Directions: Using the material that follows, identify and copy each line with the string "equities".
[Begin Material]
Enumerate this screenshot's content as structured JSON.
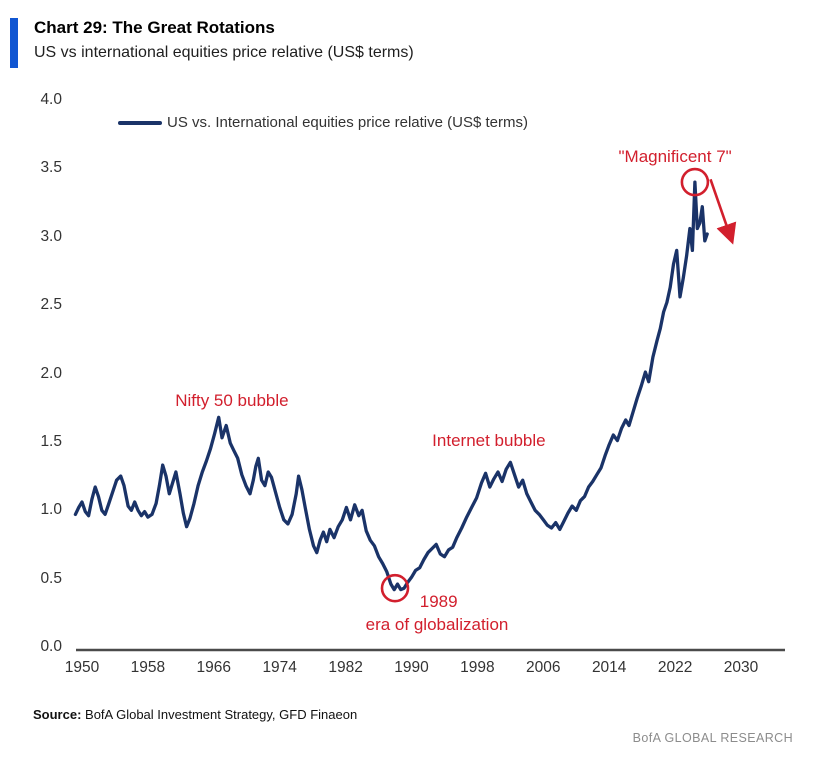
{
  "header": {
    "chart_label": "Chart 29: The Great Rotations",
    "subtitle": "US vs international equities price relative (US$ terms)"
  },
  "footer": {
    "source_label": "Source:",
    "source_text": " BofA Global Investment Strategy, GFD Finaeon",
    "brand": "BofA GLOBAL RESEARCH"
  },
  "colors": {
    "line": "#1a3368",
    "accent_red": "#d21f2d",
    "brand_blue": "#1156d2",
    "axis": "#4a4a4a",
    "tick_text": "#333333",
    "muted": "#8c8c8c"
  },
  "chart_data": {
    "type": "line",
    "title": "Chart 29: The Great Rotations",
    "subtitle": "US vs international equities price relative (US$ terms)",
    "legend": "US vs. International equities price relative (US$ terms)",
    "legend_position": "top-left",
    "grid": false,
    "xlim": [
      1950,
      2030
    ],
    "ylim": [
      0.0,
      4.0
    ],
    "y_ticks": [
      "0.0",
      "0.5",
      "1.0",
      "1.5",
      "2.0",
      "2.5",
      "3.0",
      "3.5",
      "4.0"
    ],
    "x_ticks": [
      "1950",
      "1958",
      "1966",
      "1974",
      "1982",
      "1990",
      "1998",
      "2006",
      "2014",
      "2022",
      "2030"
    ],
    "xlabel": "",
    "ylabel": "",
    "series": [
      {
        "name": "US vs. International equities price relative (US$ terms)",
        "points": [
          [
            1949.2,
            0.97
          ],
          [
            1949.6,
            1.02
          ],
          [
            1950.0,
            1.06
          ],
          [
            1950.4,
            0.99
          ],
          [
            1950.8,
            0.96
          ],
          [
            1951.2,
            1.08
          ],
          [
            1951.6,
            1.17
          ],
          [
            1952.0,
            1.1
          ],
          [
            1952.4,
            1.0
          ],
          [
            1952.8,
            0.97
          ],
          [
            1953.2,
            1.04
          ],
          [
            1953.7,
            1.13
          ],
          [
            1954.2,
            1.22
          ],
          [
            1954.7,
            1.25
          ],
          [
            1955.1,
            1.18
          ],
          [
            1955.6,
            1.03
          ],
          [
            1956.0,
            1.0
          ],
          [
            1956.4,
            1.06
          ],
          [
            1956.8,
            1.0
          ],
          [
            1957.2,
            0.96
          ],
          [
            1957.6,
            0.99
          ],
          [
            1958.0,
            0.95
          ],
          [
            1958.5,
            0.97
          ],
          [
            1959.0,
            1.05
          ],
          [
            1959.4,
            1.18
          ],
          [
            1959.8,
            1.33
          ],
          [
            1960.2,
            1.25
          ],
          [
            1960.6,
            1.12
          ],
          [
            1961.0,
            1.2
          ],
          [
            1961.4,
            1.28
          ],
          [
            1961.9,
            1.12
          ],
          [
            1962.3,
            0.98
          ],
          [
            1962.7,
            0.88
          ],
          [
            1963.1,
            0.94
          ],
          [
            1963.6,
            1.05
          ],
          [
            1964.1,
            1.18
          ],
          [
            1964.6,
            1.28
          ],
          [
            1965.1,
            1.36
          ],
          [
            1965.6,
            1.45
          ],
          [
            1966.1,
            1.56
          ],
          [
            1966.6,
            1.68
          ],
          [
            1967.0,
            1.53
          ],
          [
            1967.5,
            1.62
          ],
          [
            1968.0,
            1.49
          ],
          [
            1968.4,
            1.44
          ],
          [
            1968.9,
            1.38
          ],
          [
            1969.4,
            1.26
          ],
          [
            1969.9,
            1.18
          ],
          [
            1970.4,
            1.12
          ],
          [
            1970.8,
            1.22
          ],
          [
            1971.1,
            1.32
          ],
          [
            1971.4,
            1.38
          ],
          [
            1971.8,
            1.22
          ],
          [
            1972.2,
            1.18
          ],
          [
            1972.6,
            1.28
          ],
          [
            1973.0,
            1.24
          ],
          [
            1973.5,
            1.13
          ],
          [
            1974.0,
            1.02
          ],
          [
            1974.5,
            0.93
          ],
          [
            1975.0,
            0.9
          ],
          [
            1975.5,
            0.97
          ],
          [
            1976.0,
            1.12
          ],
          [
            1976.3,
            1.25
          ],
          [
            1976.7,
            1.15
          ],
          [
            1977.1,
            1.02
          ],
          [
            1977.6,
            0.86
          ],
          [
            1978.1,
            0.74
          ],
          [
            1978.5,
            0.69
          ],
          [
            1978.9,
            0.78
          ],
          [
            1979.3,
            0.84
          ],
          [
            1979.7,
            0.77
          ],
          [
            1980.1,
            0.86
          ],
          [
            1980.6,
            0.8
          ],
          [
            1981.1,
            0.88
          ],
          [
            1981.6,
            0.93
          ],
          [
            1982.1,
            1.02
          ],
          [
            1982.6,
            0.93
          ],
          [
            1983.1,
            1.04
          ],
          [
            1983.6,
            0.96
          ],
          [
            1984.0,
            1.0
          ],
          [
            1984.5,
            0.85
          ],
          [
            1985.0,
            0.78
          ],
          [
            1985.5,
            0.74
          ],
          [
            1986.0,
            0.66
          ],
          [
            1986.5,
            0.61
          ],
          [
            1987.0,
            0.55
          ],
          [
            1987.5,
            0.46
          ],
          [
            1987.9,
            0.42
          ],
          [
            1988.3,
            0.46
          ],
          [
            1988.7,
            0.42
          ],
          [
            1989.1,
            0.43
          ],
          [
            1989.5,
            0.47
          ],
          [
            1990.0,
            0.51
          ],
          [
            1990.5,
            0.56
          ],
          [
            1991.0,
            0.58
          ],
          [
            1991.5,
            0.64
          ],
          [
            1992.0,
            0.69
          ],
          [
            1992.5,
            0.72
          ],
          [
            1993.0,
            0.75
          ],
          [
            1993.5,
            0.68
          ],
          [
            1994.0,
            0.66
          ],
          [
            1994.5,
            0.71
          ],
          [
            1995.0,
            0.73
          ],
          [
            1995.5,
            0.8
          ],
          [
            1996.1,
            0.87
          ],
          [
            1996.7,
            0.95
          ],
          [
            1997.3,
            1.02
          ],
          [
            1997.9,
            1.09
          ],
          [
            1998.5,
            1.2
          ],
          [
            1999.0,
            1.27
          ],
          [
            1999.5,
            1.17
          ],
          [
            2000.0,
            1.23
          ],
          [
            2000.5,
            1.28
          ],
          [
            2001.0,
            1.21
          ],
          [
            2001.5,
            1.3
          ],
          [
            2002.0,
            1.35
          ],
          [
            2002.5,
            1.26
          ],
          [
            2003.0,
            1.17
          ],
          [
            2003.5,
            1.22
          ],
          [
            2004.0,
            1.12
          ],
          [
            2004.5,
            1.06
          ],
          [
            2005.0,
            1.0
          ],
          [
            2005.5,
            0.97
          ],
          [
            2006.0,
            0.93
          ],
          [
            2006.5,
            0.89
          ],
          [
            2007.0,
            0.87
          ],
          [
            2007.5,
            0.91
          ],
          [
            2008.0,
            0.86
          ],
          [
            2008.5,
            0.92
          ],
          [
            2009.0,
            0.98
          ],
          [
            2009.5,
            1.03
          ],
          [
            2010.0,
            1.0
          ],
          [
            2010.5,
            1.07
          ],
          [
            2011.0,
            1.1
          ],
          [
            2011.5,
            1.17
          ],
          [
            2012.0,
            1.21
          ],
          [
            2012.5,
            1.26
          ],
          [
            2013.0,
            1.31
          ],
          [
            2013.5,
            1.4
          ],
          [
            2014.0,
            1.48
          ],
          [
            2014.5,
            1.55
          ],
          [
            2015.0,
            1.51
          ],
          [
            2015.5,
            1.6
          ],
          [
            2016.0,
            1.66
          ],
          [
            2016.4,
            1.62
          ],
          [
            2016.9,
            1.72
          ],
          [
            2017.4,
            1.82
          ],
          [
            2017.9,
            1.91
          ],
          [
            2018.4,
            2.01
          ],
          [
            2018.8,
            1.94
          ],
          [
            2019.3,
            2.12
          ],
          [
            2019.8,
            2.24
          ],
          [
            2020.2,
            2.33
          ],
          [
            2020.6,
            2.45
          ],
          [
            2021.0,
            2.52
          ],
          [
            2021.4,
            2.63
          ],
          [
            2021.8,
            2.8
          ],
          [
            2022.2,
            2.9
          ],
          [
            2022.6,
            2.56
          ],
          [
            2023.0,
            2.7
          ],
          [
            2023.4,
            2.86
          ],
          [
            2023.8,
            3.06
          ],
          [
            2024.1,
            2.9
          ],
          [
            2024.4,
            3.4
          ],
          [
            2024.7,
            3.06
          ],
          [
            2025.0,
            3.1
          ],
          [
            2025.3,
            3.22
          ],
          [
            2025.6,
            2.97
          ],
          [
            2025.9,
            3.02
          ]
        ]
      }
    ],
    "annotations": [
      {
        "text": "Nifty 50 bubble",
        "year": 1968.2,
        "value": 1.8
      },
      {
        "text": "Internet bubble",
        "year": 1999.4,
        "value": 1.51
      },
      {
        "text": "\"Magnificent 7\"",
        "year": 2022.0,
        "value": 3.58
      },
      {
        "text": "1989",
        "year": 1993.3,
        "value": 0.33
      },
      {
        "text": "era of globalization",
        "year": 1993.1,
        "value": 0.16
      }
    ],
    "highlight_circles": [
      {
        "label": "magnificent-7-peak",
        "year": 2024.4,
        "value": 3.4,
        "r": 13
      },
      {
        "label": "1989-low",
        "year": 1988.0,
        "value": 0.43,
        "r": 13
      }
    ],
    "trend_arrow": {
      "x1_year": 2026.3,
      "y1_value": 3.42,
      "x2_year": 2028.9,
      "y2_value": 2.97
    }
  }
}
[End Material]
Answer:
    "subtitle": "US vs international equities price relative (US$ terms)"
    "subtitle": "US vs international equities price relative (US$ terms)",
    "legend": "US vs. International equities price relative (US$ terms)",
        "name": "US vs. International equities price relative (US$ terms)",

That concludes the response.